> **The exercise**: In the items below, rename "Patent image size" as "Drawing dimensions" wherever it occurs. Reproduce the lines with no other change, and omit the pictures.

> **Dataset**:
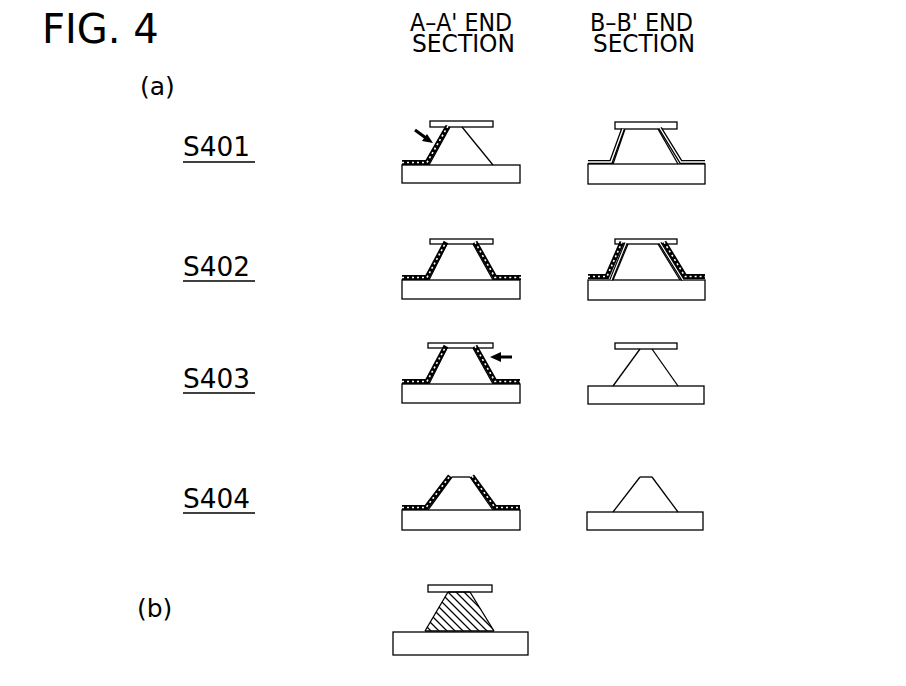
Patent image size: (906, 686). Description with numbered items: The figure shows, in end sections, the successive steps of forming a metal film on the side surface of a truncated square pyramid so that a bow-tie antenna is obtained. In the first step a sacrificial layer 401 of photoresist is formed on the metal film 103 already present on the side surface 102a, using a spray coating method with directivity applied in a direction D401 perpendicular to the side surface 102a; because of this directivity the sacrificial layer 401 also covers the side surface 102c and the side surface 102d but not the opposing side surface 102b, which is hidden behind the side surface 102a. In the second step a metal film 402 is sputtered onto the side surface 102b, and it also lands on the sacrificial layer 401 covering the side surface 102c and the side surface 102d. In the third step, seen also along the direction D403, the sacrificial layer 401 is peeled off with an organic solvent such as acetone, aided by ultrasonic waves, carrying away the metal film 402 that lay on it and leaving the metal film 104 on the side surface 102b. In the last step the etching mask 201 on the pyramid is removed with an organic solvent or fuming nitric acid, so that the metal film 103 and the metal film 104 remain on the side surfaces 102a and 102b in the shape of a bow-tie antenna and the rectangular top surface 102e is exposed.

The etching mask 201 is at (460, 120).
The sacrificial layer 401 is at (427, 152).
The metal film 402 is at (490, 265).
The metal film 103 is at (440, 158).
The metal film 104 is at (490, 368).
The side surface 102a is at (462, 135).
The side surface 102b is at (487, 152).
The side surface 102c is at (627, 157).
The side surface 102d is at (663, 157).
The top surface 102e is at (460, 477).
The direction D401 is at (390, 127).
The direction D403 is at (533, 357).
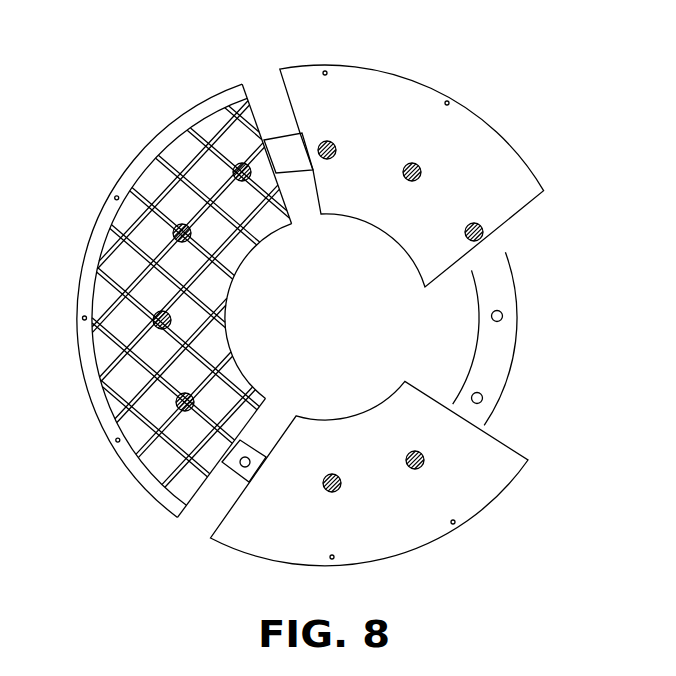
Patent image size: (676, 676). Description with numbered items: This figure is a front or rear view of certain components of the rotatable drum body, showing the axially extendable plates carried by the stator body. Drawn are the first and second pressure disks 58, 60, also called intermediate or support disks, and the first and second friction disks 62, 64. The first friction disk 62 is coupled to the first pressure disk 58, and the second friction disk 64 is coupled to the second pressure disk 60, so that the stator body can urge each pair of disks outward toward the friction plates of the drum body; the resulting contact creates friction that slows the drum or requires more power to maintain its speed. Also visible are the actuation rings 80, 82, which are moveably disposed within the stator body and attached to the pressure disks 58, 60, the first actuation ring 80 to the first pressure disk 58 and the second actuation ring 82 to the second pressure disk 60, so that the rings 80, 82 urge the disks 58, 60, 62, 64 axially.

The first pressure disk 58 is at (376, 492).
The second pressure disk 60 is at (395, 517).
The first friction disk 62 is at (170, 300).
The second friction disk 64 is at (142, 295).
The first actuation ring 80 is at (525, 338).
The second actuation ring 82 is at (493, 358).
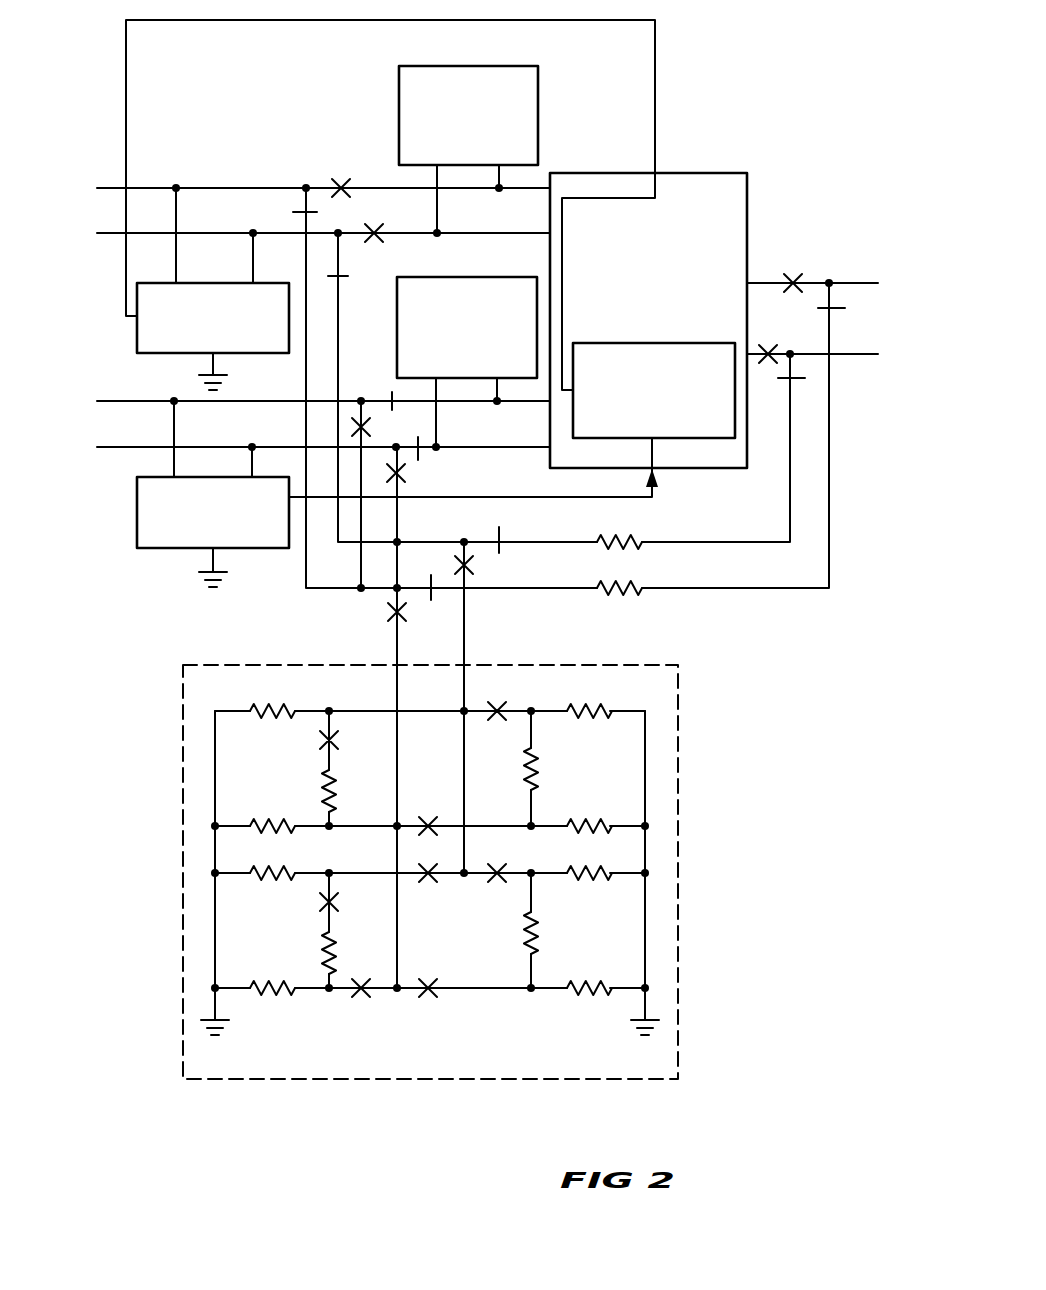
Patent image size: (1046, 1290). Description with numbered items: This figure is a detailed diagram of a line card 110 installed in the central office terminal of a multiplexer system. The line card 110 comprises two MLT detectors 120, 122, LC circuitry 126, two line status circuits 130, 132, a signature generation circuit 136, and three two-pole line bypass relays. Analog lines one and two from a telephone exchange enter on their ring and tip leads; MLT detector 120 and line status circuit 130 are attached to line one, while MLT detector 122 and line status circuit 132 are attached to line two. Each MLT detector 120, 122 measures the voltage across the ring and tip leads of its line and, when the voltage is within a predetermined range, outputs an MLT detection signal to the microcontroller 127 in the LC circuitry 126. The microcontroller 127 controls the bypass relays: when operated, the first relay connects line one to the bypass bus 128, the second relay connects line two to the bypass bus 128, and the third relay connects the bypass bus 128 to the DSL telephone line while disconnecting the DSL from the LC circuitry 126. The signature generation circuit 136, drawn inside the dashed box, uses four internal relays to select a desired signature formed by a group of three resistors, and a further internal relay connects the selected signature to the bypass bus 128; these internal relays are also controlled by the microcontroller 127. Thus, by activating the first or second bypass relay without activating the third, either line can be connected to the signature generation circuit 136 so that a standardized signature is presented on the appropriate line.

The line card 110 is at (847, 144).
The MLT detector 120 is at (241, 353).
The MLT detector 122 is at (165, 548).
The LC circuitry 126 is at (691, 173).
The microcontroller 127 is at (633, 343).
The bypass bus 128 is at (358, 556).
The line status circuit 130 is at (399, 92).
The line status circuit 132 is at (444, 277).
The signature generation circuit 136 is at (678, 730).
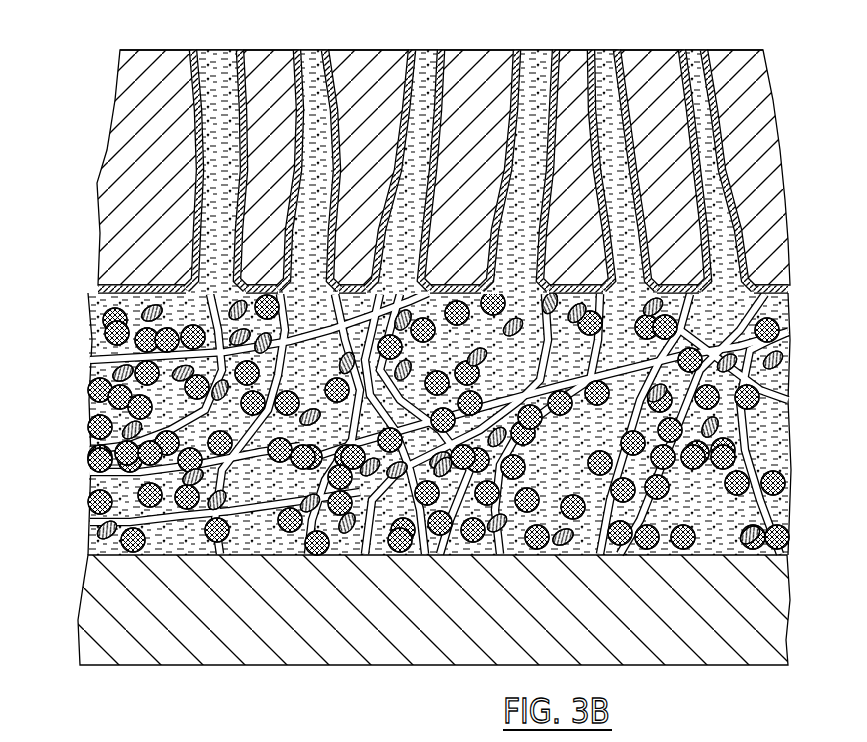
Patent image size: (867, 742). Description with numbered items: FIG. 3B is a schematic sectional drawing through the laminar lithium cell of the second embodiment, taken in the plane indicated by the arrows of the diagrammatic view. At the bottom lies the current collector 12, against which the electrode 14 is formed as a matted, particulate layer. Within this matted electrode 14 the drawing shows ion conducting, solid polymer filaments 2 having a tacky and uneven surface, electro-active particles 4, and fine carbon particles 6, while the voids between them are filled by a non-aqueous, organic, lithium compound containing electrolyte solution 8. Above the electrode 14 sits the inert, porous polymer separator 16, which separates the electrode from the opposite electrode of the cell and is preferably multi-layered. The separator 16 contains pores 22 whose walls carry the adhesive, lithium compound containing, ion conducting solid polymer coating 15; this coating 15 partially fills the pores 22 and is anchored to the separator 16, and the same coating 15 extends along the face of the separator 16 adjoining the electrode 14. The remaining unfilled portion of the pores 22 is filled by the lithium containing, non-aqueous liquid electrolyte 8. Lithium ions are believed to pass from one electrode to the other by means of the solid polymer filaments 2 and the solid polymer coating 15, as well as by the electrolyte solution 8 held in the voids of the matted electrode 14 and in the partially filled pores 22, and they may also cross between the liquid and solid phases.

The ion conducting solid polymer filaments 2 is at (105, 355).
The electro-active particles 4 is at (97, 322).
The fine carbon particles 6 is at (90, 390).
The lithium compound containing electrolyte solution 8 is at (88, 480).
The current collector 12 is at (80, 608).
The electrode 14 is at (90, 422).
The solid polymer coating 15 is at (414, 153).
The inert porous separator 16 is at (100, 183).
The pores 22 is at (599, 50).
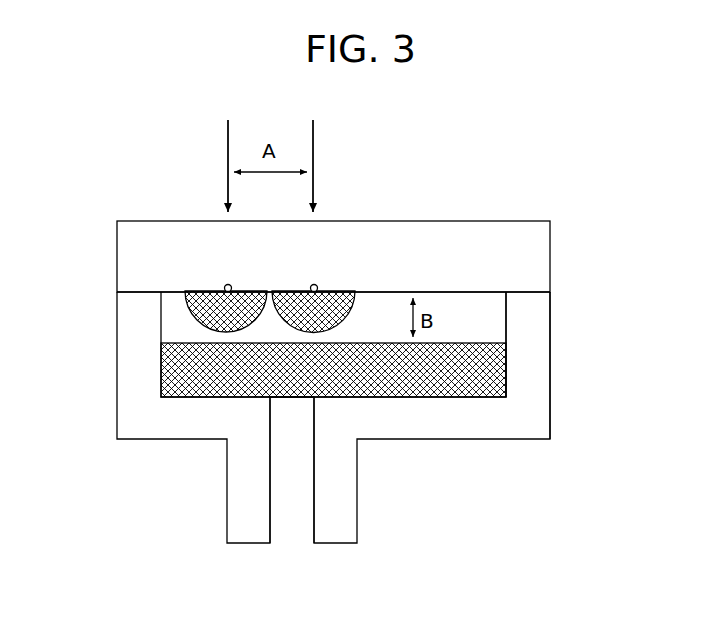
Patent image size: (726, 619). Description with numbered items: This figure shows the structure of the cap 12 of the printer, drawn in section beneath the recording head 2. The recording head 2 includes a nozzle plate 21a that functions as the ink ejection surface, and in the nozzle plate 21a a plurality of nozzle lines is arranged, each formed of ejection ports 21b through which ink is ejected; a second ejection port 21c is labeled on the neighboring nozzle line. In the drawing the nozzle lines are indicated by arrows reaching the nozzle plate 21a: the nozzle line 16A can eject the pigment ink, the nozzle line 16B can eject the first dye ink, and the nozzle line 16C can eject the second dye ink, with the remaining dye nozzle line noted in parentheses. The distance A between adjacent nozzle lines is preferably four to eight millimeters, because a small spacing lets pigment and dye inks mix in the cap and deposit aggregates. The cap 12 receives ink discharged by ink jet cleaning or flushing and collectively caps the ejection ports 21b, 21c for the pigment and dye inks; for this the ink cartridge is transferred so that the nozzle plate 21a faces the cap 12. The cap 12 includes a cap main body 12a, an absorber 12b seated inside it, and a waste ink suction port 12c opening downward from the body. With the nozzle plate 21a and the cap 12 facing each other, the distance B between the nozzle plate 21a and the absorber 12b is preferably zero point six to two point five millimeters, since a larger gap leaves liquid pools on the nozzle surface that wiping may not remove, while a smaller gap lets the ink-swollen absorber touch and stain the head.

The recording head 2 is at (563, 234).
The cap 12 is at (160, 453).
The cap main body 12a is at (550, 373).
The absorber 12b is at (455, 380).
The waste ink suction port 12c is at (292, 473).
The nozzle plate 21a is at (181, 293).
The ejection port 21b is at (227, 284).
The second droplet / lens 21c is at (327, 306).
The nozzle line 16A is at (232, 151).
The nozzle line 16B is at (314, 151).
The nozzle line 16C is at (360, 151).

> **Solution**:
Drawing dimensions: (906, 686). Description with numbered items: The figure shows, in end sections, the successive steps of forming a metal film on the side surface of a truncated square pyramid so that a bow-tie antenna is obtained. In the first step a sacrificial layer 401 of photoresist is formed on the metal film 103 already present on the side surface 102a, using a spray coating method with directivity applied in a direction D401 perpendicular to the side surface 102a; because of this directivity the sacrificial layer 401 also covers the side surface 102c and the side surface 102d but not the opposing side surface 102b, which is hidden behind the side surface 102a. In the second step a metal film 402 is sputtered onto the side surface 102b, and it also lands on the sacrificial layer 401 covering the side surface 102c and the side surface 102d. In the third step, seen also along the direction D403, the sacrificial layer 401 is peeled off with an organic solvent such as acetone, aided by ultrasonic waves, carrying away the metal film 402 that lay on it and leaving the metal film 104 on the side surface 102b. In the last step the etching mask 201 on the pyramid is removed with an organic solvent or fuming nitric acid, so that the metal film 103 and the metal film 104 remain on the side surfaces 102a and 102b in the shape of a bow-tie antenna and the rectangular top surface 102e is exposed.

The etching mask 201 is at (460, 120).
The sacrificial layer 401 is at (427, 152).
The metal film 402 is at (490, 265).
The metal film 103 is at (440, 158).
The metal film 104 is at (490, 368).
The side surface 102a is at (462, 135).
The side surface 102b is at (487, 152).
The side surface 102c is at (627, 157).
The side surface 102d is at (663, 157).
The top surface 102e is at (460, 477).
The direction D401 is at (390, 127).
The direction D403 is at (533, 357).
Drawing dimensions: (676, 676). Description with numbered items: This figure is a front or rear view of certain components of the rotatable drum body, showing the axially extendable plates carried by the stator body. Drawn are the first and second pressure disks 58, 60, also called intermediate or support disks, and the first and second friction disks 62, 64. The first friction disk 62 is coupled to the first pressure disk 58, and the second friction disk 64 is coupled to the second pressure disk 60, so that the stator body can urge each pair of disks outward toward the friction plates of the drum body; the resulting contact creates friction that slows the drum or requires more power to maintain its speed. Also visible are the actuation rings 80, 82, which are moveably disposed within the stator body and attached to the pressure disks 58, 60, the first actuation ring 80 to the first pressure disk 58 and the second actuation ring 82 to the second pressure disk 60, so that the rings 80, 82 urge the disks 58, 60, 62, 64 axially.

The first pressure disk 58 is at (376, 492).
The second pressure disk 60 is at (395, 517).
The first friction disk 62 is at (170, 300).
The second friction disk 64 is at (142, 295).
The first actuation ring 80 is at (525, 338).
The second actuation ring 82 is at (493, 358).
Drawing dimensions: (1046, 1290). Description with numbered items: This figure is a detailed diagram of a line card 110 installed in the central office terminal of a multiplexer system. The line card 110 comprises two MLT detectors 120, 122, LC circuitry 126, two line status circuits 130, 132, a signature generation circuit 136, and three two-pole line bypass relays. Analog lines one and two from a telephone exchange enter on their ring and tip leads; MLT detector 120 and line status circuit 130 are attached to line one, while MLT detector 122 and line status circuit 132 are attached to line two. Each MLT detector 120, 122 measures the voltage across the ring and tip leads of its line and, when the voltage is within a predetermined range, outputs an MLT detection signal to the microcontroller 127 in the LC circuitry 126. The microcontroller 127 controls the bypass relays: when operated, the first relay connects line one to the bypass bus 128, the second relay connects line two to the bypass bus 128, and the third relay connects the bypass bus 128 to the DSL telephone line while disconnecting the DSL from the LC circuitry 126. The signature generation circuit 136, drawn inside the dashed box, uses four internal relays to select a desired signature formed by a group of three resistors, and a further internal relay connects the selected signature to the bypass bus 128; these internal relays are also controlled by the microcontroller 127. Thus, by activating the first or second bypass relay without activating the third, either line can be connected to the signature generation circuit 136 so that a standardized signature is presented on the appropriate line.

The line card 110 is at (847, 144).
The MLT detector 120 is at (241, 353).
The MLT detector 122 is at (165, 548).
The LC circuitry 126 is at (691, 173).
The microcontroller 127 is at (633, 343).
The bypass bus 128 is at (358, 556).
The line status circuit 130 is at (399, 92).
The line status circuit 132 is at (444, 277).
The signature generation circuit 136 is at (678, 730).
Drawing dimensions: (867, 742). Description with numbered items: FIG. 3B is a schematic sectional drawing through the laminar lithium cell of the second embodiment, taken in the plane indicated by the arrows of the diagrammatic view. At the bottom lies the current collector 12, against which the electrode 14 is formed as a matted, particulate layer. Within this matted electrode 14 the drawing shows ion conducting, solid polymer filaments 2 having a tacky and uneven surface, electro-active particles 4, and fine carbon particles 6, while the voids between them are filled by a non-aqueous, organic, lithium compound containing electrolyte solution 8. Above the electrode 14 sits the inert, porous polymer separator 16, which separates the electrode from the opposite electrode of the cell and is preferably multi-layered. The separator 16 contains pores 22 whose walls carry the adhesive, lithium compound containing, ion conducting solid polymer coating 15; this coating 15 partially fills the pores 22 and is anchored to the separator 16, and the same coating 15 extends along the face of the separator 16 adjoining the electrode 14. The remaining unfilled portion of the pores 22 is filled by the lithium containing, non-aqueous liquid electrolyte 8. Lithium ions are believed to pass from one electrode to the other by means of the solid polymer filaments 2 and the solid polymer coating 15, as well as by the electrolyte solution 8 held in the voids of the matted electrode 14 and in the partially filled pores 22, and they may also cross between the liquid and solid phases.

The ion conducting solid polymer filaments 2 is at (105, 355).
The electro-active particles 4 is at (97, 322).
The fine carbon particles 6 is at (90, 390).
The lithium compound containing electrolyte solution 8 is at (88, 480).
The current collector 12 is at (80, 608).
The electrode 14 is at (90, 422).
The solid polymer coating 15 is at (414, 153).
The inert porous separator 16 is at (100, 183).
The pores 22 is at (599, 50).
Drawing dimensions: (726, 619). Description with numbered items: This figure shows the structure of the cap 12 of the printer, drawn in section beneath the recording head 2. The recording head 2 includes a nozzle plate 21a that functions as the ink ejection surface, and in the nozzle plate 21a a plurality of nozzle lines is arranged, each formed of ejection ports 21b through which ink is ejected; a second ejection port 21c is labeled on the neighboring nozzle line. In the drawing the nozzle lines are indicated by arrows reaching the nozzle plate 21a: the nozzle line 16A can eject the pigment ink, the nozzle line 16B can eject the first dye ink, and the nozzle line 16C can eject the second dye ink, with the remaining dye nozzle line noted in parentheses. The distance A between adjacent nozzle lines is preferably four to eight millimeters, because a small spacing lets pigment and dye inks mix in the cap and deposit aggregates. The cap 12 receives ink discharged by ink jet cleaning or flushing and collectively caps the ejection ports 21b, 21c for the pigment and dye inks; for this the ink cartridge is transferred so that the nozzle plate 21a faces the cap 12. The cap 12 includes a cap main body 12a, an absorber 12b seated inside it, and a waste ink suction port 12c opening downward from the body. With the nozzle plate 21a and the cap 12 facing each other, the distance B between the nozzle plate 21a and the absorber 12b is preferably zero point six to two point five millimeters, since a larger gap leaves liquid pools on the nozzle surface that wiping may not remove, while a smaller gap lets the ink-swollen absorber touch and stain the head.

The recording head 2 is at (563, 234).
The cap 12 is at (160, 453).
The cap main body 12a is at (550, 373).
The absorber 12b is at (455, 380).
The waste ink suction port 12c is at (292, 473).
The nozzle plate 21a is at (181, 293).
The ejection port 21b is at (227, 284).
The second droplet / lens 21c is at (327, 306).
The nozzle line 16A is at (232, 151).
The nozzle line 16B is at (314, 151).
The nozzle line 16C is at (360, 151).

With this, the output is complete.